• _MATERIAL PROVIDED_

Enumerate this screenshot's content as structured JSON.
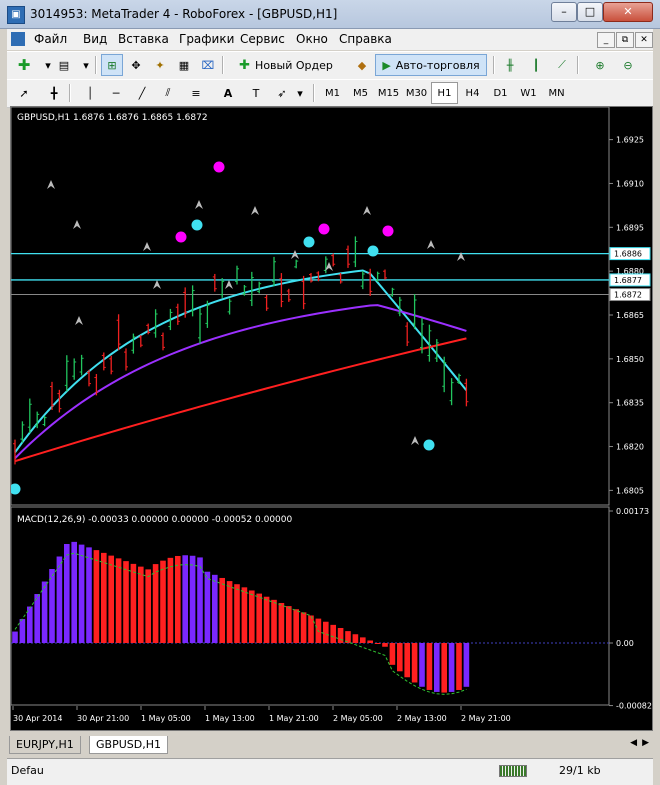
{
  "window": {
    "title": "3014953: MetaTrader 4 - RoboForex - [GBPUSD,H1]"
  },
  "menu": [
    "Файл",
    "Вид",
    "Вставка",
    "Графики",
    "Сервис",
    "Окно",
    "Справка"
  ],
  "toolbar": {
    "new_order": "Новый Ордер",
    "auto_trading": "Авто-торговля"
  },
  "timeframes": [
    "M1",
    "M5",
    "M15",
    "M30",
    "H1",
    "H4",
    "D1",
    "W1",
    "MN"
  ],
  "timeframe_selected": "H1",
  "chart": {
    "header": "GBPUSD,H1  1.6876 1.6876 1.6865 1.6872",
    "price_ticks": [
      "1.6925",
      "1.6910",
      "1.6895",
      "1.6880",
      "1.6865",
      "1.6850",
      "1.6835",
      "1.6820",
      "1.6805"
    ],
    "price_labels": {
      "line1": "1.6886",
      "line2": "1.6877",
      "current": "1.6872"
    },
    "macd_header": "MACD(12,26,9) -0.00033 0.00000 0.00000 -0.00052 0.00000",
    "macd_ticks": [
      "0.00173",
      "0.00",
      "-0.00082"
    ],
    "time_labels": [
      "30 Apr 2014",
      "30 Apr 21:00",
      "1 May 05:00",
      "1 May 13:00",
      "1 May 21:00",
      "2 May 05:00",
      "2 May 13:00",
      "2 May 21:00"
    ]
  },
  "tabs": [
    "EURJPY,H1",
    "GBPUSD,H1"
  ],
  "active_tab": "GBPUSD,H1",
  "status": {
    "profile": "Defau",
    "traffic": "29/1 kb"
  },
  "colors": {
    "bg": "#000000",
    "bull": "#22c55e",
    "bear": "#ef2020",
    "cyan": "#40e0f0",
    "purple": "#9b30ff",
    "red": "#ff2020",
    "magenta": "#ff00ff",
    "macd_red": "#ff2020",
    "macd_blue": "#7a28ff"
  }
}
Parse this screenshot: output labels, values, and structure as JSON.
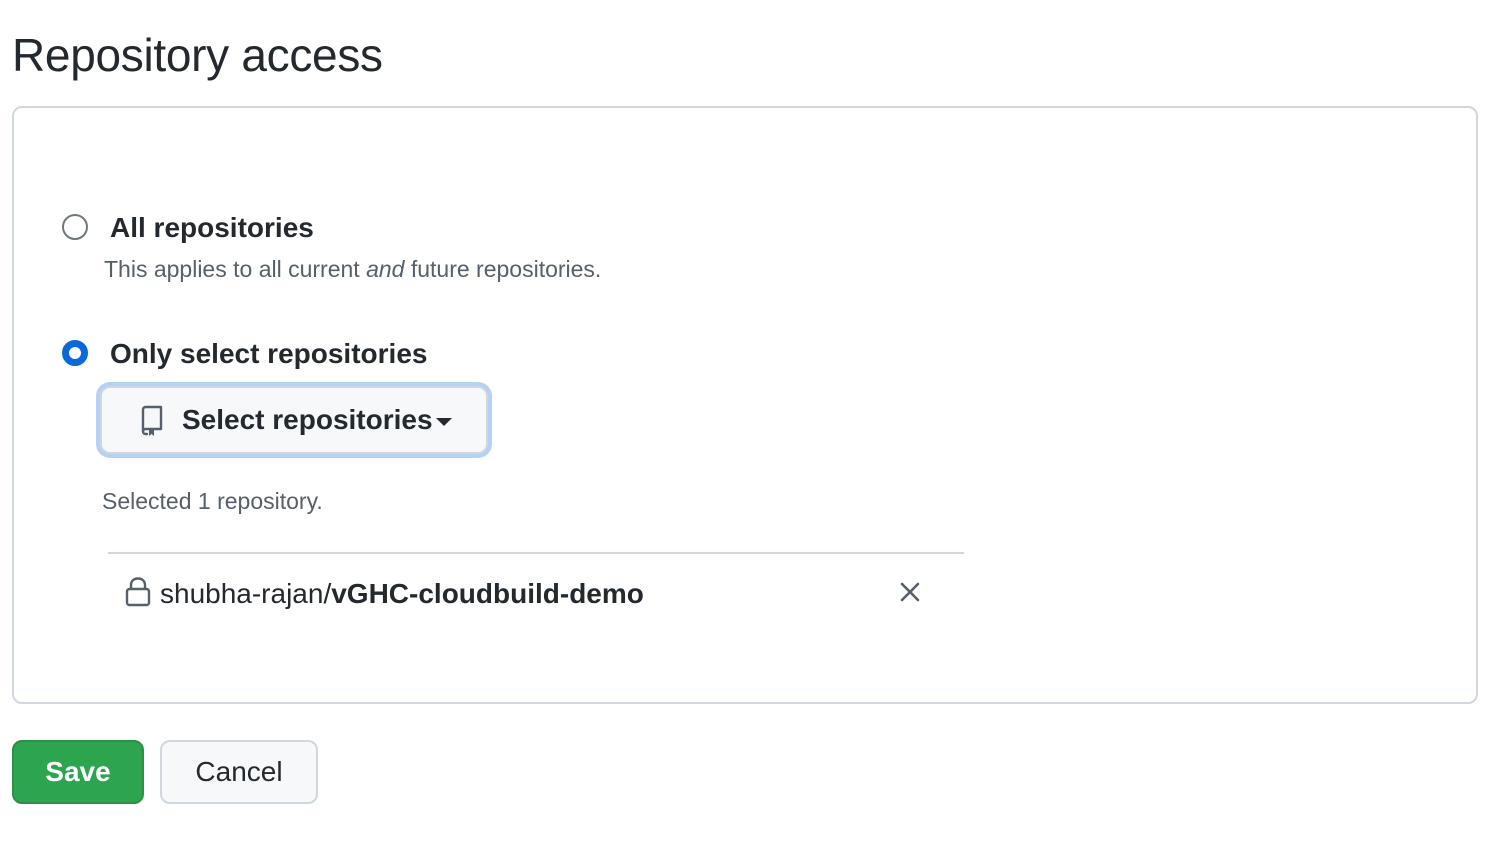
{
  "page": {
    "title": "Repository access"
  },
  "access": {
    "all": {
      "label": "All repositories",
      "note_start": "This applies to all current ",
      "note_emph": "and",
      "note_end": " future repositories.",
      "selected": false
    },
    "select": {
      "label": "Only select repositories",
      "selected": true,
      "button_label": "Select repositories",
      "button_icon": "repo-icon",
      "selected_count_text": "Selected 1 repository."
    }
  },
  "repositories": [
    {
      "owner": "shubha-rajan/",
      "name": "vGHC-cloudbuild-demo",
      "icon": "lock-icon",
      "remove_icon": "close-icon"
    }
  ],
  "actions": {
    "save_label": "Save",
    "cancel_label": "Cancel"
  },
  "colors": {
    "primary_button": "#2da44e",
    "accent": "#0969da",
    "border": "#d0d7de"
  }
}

• _PROBLEM STATEMENT_
Copy the records above exactly, omitting every picture.

• _SOLUTION TO THIS PROBLEM_
Enumerate this screenshot's content as structured JSON.
{
  "window": {
    "title": "3014953: MetaTrader 4 - RoboForex - [GBPUSD,H1]"
  },
  "menu": [
    "Файл",
    "Вид",
    "Вставка",
    "Графики",
    "Сервис",
    "Окно",
    "Справка"
  ],
  "toolbar": {
    "new_order": "Новый Ордер",
    "auto_trading": "Авто-торговля"
  },
  "timeframes": [
    "M1",
    "M5",
    "M15",
    "M30",
    "H1",
    "H4",
    "D1",
    "W1",
    "MN"
  ],
  "timeframe_selected": "H1",
  "chart": {
    "header": "GBPUSD,H1  1.6876 1.6876 1.6865 1.6872",
    "price_ticks": [
      "1.6925",
      "1.6910",
      "1.6895",
      "1.6880",
      "1.6865",
      "1.6850",
      "1.6835",
      "1.6820",
      "1.6805"
    ],
    "price_labels": {
      "line1": "1.6886",
      "line2": "1.6877",
      "current": "1.6872"
    },
    "macd_header": "MACD(12,26,9) -0.00033 0.00000 0.00000 -0.00052 0.00000",
    "macd_ticks": [
      "0.00173",
      "0.00",
      "-0.00082"
    ],
    "time_labels": [
      "30 Apr 2014",
      "30 Apr 21:00",
      "1 May 05:00",
      "1 May 13:00",
      "1 May 21:00",
      "2 May 05:00",
      "2 May 13:00",
      "2 May 21:00"
    ]
  },
  "tabs": [
    "EURJPY,H1",
    "GBPUSD,H1"
  ],
  "active_tab": "GBPUSD,H1",
  "status": {
    "profile": "Defau",
    "traffic": "29/1 kb"
  },
  "colors": {
    "bg": "#000000",
    "bull": "#22c55e",
    "bear": "#ef2020",
    "cyan": "#40e0f0",
    "purple": "#9b30ff",
    "red": "#ff2020",
    "magenta": "#ff00ff",
    "macd_red": "#ff2020",
    "macd_blue": "#7a28ff"
  }
}
Parse this screenshot: output labels, values, and structure as JSON.
{
  "page": {
    "title": "Repository access"
  },
  "access": {
    "all": {
      "label": "All repositories",
      "note_start": "This applies to all current ",
      "note_emph": "and",
      "note_end": " future repositories.",
      "selected": false
    },
    "select": {
      "label": "Only select repositories",
      "selected": true,
      "button_label": "Select repositories",
      "button_icon": "repo-icon",
      "selected_count_text": "Selected 1 repository."
    }
  },
  "repositories": [
    {
      "owner": "shubha-rajan/",
      "name": "vGHC-cloudbuild-demo",
      "icon": "lock-icon",
      "remove_icon": "close-icon"
    }
  ],
  "actions": {
    "save_label": "Save",
    "cancel_label": "Cancel"
  },
  "colors": {
    "primary_button": "#2da44e",
    "accent": "#0969da",
    "border": "#d0d7de"
  }
}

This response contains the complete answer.